GIVEN PROBLEM: What follows is a listing. Return every line of it exactly.

PROVIDED MATERIAL:
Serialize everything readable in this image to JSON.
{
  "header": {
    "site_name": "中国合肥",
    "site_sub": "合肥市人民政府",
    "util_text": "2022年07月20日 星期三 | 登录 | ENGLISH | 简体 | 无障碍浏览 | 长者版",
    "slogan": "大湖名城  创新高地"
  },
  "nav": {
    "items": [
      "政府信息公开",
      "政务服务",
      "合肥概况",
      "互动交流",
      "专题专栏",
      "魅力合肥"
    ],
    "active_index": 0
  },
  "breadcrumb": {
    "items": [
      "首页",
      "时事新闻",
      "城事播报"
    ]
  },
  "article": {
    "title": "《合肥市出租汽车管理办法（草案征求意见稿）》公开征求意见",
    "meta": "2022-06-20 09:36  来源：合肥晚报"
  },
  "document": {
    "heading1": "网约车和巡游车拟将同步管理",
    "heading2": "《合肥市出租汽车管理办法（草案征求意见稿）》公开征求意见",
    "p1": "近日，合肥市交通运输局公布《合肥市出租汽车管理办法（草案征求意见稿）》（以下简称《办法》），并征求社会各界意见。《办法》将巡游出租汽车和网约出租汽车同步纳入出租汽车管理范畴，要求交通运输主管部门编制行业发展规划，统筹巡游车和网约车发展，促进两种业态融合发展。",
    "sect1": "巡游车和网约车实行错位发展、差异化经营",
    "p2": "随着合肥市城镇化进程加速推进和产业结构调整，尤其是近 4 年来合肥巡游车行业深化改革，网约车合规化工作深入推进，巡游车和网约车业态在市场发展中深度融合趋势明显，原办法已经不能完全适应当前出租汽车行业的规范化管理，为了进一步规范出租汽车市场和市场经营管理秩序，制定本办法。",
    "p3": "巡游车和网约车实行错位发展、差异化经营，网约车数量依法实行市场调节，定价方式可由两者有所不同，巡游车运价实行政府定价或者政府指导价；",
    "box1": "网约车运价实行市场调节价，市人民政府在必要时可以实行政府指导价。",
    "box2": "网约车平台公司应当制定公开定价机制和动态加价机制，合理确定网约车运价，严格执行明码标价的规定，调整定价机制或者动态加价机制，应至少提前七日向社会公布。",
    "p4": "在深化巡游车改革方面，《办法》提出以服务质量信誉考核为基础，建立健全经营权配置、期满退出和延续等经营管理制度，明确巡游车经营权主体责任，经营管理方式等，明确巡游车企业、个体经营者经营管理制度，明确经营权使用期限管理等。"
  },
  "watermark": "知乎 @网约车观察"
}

SOLUTION BELOW:
Serialize everything readable in this image to JSON.
{
  "header": {
    "site_name": "中国合肥",
    "site_sub": "合肥市人民政府",
    "util_text": "2022年07月20日 星期三 | 登录 | ENGLISH | 简体 | 无障碍浏览 | 长者版",
    "slogan": "大湖名城  创新高地"
  },
  "nav": {
    "items": [
      "政府信息公开",
      "政务服务",
      "合肥概况",
      "互动交流",
      "专题专栏",
      "魅力合肥"
    ],
    "active_index": 0
  },
  "breadcrumb": {
    "items": [
      "首页",
      "时事新闻",
      "城事播报"
    ]
  },
  "article": {
    "title": "《合肥市出租汽车管理办法（草案征求意见稿）》公开征求意见",
    "meta": "2022-06-20 09:36  来源：合肥晚报"
  },
  "document": {
    "heading1": "网约车和巡游车拟将同步管理",
    "heading2": "《合肥市出租汽车管理办法（草案征求意见稿）》公开征求意见",
    "p1": "近日，合肥市交通运输局公布《合肥市出租汽车管理办法（草案征求意见稿）》（以下简称《办法》），并征求社会各界意见。《办法》将巡游出租汽车和网约出租汽车同步纳入出租汽车管理范畴，要求交通运输主管部门编制行业发展规划，统筹巡游车和网约车发展，促进两种业态融合发展。",
    "sect1": "巡游车和网约车实行错位发展、差异化经营",
    "p2": "随着合肥市城镇化进程加速推进和产业结构调整，尤其是近 4 年来合肥巡游车行业深化改革，网约车合规化工作深入推进，巡游车和网约车业态在市场发展中深度融合趋势明显，原办法已经不能完全适应当前出租汽车行业的规范化管理，为了进一步规范出租汽车市场和市场经营管理秩序，制定本办法。",
    "p3": "巡游车和网约车实行错位发展、差异化经营，网约车数量依法实行市场调节，定价方式可由两者有所不同，巡游车运价实行政府定价或者政府指导价；",
    "box1": "网约车运价实行市场调节价，市人民政府在必要时可以实行政府指导价。",
    "box2": "网约车平台公司应当制定公开定价机制和动态加价机制，合理确定网约车运价，严格执行明码标价的规定，调整定价机制或者动态加价机制，应至少提前七日向社会公布。",
    "p4": "在深化巡游车改革方面，《办法》提出以服务质量信誉考核为基础，建立健全经营权配置、期满退出和延续等经营管理制度，明确巡游车经营权主体责任，经营管理方式等，明确巡游车企业、个体经营者经营管理制度，明确经营权使用期限管理等。"
  },
  "watermark": "知乎 @网约车观察"
}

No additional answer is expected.